Given records:
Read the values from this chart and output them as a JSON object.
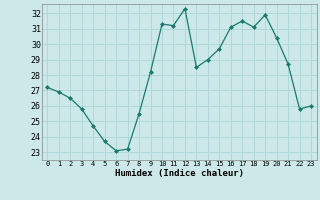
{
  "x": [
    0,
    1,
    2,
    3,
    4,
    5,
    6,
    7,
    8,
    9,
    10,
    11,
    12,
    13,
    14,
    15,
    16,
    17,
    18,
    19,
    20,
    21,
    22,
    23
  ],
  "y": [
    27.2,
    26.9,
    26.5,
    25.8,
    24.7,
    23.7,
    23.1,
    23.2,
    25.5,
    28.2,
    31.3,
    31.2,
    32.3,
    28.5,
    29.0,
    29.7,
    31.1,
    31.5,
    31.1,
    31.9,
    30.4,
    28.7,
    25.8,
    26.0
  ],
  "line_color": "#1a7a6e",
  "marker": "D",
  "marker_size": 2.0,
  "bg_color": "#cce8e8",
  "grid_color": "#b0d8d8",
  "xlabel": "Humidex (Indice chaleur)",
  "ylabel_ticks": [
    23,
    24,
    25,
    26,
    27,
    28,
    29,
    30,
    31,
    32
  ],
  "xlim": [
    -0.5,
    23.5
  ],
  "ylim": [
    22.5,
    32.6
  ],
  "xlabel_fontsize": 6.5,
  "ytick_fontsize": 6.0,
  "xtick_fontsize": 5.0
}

Aim:
Set each line of the records down exactly, leaving every picture out.

Answer for the task:
Read the values from this chart and output them as a JSON object.
{
  "x": [
    0,
    1,
    2,
    3,
    4,
    5,
    6,
    7,
    8,
    9,
    10,
    11,
    12,
    13,
    14,
    15,
    16,
    17,
    18,
    19,
    20,
    21,
    22,
    23
  ],
  "y": [
    27.2,
    26.9,
    26.5,
    25.8,
    24.7,
    23.7,
    23.1,
    23.2,
    25.5,
    28.2,
    31.3,
    31.2,
    32.3,
    28.5,
    29.0,
    29.7,
    31.1,
    31.5,
    31.1,
    31.9,
    30.4,
    28.7,
    25.8,
    26.0
  ],
  "line_color": "#1a7a6e",
  "marker": "D",
  "marker_size": 2.0,
  "bg_color": "#cce8e8",
  "grid_color": "#b0d8d8",
  "xlabel": "Humidex (Indice chaleur)",
  "ylabel_ticks": [
    23,
    24,
    25,
    26,
    27,
    28,
    29,
    30,
    31,
    32
  ],
  "xlim": [
    -0.5,
    23.5
  ],
  "ylim": [
    22.5,
    32.6
  ],
  "xlabel_fontsize": 6.5,
  "ytick_fontsize": 6.0,
  "xtick_fontsize": 5.0
}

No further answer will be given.